--- Start Input material ---

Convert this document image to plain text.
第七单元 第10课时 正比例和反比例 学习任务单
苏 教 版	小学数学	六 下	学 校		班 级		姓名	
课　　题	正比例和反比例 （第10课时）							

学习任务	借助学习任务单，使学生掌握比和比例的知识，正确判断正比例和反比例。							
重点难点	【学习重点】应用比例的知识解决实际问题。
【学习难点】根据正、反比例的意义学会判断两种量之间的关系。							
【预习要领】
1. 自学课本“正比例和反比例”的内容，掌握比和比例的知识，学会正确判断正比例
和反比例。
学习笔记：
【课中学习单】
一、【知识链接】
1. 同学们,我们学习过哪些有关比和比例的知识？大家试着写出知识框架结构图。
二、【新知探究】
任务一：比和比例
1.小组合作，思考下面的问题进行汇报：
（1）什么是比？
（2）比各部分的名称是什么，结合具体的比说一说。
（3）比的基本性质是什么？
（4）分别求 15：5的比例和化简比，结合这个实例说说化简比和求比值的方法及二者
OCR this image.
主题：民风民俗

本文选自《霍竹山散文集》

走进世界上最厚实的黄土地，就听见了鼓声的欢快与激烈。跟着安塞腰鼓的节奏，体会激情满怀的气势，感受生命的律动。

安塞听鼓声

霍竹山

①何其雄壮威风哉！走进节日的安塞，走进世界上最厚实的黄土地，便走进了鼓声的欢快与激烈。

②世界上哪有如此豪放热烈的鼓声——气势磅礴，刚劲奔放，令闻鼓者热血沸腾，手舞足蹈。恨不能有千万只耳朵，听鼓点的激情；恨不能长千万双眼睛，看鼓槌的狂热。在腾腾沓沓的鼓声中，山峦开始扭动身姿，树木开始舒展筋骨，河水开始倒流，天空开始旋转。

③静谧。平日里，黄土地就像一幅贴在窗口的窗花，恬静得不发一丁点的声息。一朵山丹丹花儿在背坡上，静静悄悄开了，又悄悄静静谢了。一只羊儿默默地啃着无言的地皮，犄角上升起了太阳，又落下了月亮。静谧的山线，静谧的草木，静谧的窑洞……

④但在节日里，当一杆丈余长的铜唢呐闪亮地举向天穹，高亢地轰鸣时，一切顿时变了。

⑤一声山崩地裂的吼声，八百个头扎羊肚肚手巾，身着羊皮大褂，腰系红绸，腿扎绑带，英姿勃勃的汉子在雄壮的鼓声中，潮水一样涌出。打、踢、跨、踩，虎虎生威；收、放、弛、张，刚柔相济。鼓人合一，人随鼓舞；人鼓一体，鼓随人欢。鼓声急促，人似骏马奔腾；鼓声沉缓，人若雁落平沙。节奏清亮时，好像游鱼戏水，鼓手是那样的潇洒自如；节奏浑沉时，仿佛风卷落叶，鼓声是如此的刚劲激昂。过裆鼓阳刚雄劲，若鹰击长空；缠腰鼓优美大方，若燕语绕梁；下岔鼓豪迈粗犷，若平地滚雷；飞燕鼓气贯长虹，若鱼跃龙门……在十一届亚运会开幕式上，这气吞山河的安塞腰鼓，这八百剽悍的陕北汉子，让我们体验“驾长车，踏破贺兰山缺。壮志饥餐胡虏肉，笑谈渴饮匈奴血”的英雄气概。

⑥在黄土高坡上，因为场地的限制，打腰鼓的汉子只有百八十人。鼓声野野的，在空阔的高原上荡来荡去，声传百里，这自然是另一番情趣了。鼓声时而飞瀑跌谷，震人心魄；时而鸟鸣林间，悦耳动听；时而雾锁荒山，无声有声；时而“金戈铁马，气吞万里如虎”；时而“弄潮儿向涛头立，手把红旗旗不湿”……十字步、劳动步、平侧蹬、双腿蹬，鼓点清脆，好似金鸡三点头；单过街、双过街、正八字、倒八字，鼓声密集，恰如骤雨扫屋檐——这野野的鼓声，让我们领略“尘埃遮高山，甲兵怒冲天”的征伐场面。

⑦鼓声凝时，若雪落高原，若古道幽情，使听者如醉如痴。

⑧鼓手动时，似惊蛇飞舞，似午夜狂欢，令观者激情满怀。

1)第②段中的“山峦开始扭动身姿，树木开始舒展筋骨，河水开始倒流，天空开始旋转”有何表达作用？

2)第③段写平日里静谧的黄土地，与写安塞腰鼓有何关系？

--- End Input material ---

_Task details_: Transcribe every entry exactly, omitting nothing.

_Task output_:
Convert this document image to plain text.
第七单元 第10课时 正比例和反比例 学习任务单
苏 教 版	小学数学	六 下	学 校		班 级		姓名	
课　　题	正比例和反比例 （第10课时）							

学习任务	借助学习任务单，使学生掌握比和比例的知识，正确判断正比例和反比例。							
重点难点	【学习重点】应用比例的知识解决实际问题。
【学习难点】根据正、反比例的意义学会判断两种量之间的关系。							
【预习要领】
1. 自学课本“正比例和反比例”的内容，掌握比和比例的知识，学会正确判断正比例
和反比例。
学习笔记：
【课中学习单】
一、【知识链接】
1. 同学们,我们学习过哪些有关比和比例的知识？大家试着写出知识框架结构图。
二、【新知探究】
任务一：比和比例
1.小组合作，思考下面的问题进行汇报：
（1）什么是比？
（2）比各部分的名称是什么，结合具体的比说一说。
（3）比的基本性质是什么？
（4）分别求 15：5的比例和化简比，结合这个实例说说化简比和求比值的方法及二者
OCR this image.
主题：民风民俗

本文选自《霍竹山散文集》

走进世界上最厚实的黄土地，就听见了鼓声的欢快与激烈。跟着安塞腰鼓的节奏，体会激情满怀的气势，感受生命的律动。

安塞听鼓声

霍竹山

①何其雄壮威风哉！走进节日的安塞，走进世界上最厚实的黄土地，便走进了鼓声的欢快与激烈。

②世界上哪有如此豪放热烈的鼓声——气势磅礴，刚劲奔放，令闻鼓者热血沸腾，手舞足蹈。恨不能有千万只耳朵，听鼓点的激情；恨不能长千万双眼睛，看鼓槌的狂热。在腾腾沓沓的鼓声中，山峦开始扭动身姿，树木开始舒展筋骨，河水开始倒流，天空开始旋转。

③静谧。平日里，黄土地就像一幅贴在窗口的窗花，恬静得不发一丁点的声息。一朵山丹丹花儿在背坡上，静静悄悄开了，又悄悄静静谢了。一只羊儿默默地啃着无言的地皮，犄角上升起了太阳，又落下了月亮。静谧的山线，静谧的草木，静谧的窑洞……

④但在节日里，当一杆丈余长的铜唢呐闪亮地举向天穹，高亢地轰鸣时，一切顿时变了。

⑤一声山崩地裂的吼声，八百个头扎羊肚肚手巾，身着羊皮大褂，腰系红绸，腿扎绑带，英姿勃勃的汉子在雄壮的鼓声中，潮水一样涌出。打、踢、跨、踩，虎虎生威；收、放、弛、张，刚柔相济。鼓人合一，人随鼓舞；人鼓一体，鼓随人欢。鼓声急促，人似骏马奔腾；鼓声沉缓，人若雁落平沙。节奏清亮时，好像游鱼戏水，鼓手是那样的潇洒自如；节奏浑沉时，仿佛风卷落叶，鼓声是如此的刚劲激昂。过裆鼓阳刚雄劲，若鹰击长空；缠腰鼓优美大方，若燕语绕梁；下岔鼓豪迈粗犷，若平地滚雷；飞燕鼓气贯长虹，若鱼跃龙门……在十一届亚运会开幕式上，这气吞山河的安塞腰鼓，这八百剽悍的陕北汉子，让我们体验“驾长车，踏破贺兰山缺。壮志饥餐胡虏肉，笑谈渴饮匈奴血”的英雄气概。

⑥在黄土高坡上，因为场地的限制，打腰鼓的汉子只有百八十人。鼓声野野的，在空阔的高原上荡来荡去，声传百里，这自然是另一番情趣了。鼓声时而飞瀑跌谷，震人心魄；时而鸟鸣林间，悦耳动听；时而雾锁荒山，无声有声；时而“金戈铁马，气吞万里如虎”；时而“弄潮儿向涛头立，手把红旗旗不湿”……十字步、劳动步、平侧蹬、双腿蹬，鼓点清脆，好似金鸡三点头；单过街、双过街、正八字、倒八字，鼓声密集，恰如骤雨扫屋檐——这野野的鼓声，让我们领略“尘埃遮高山，甲兵怒冲天”的征伐场面。

⑦鼓声凝时，若雪落高原，若古道幽情，使听者如醉如痴。

⑧鼓手动时，似惊蛇飞舞，似午夜狂欢，令观者激情满怀。

1)第②段中的“山峦开始扭动身姿，树木开始舒展筋骨，河水开始倒流，天空开始旋转”有何表达作用？

2)第③段写平日里静谧的黄土地，与写安塞腰鼓有何关系？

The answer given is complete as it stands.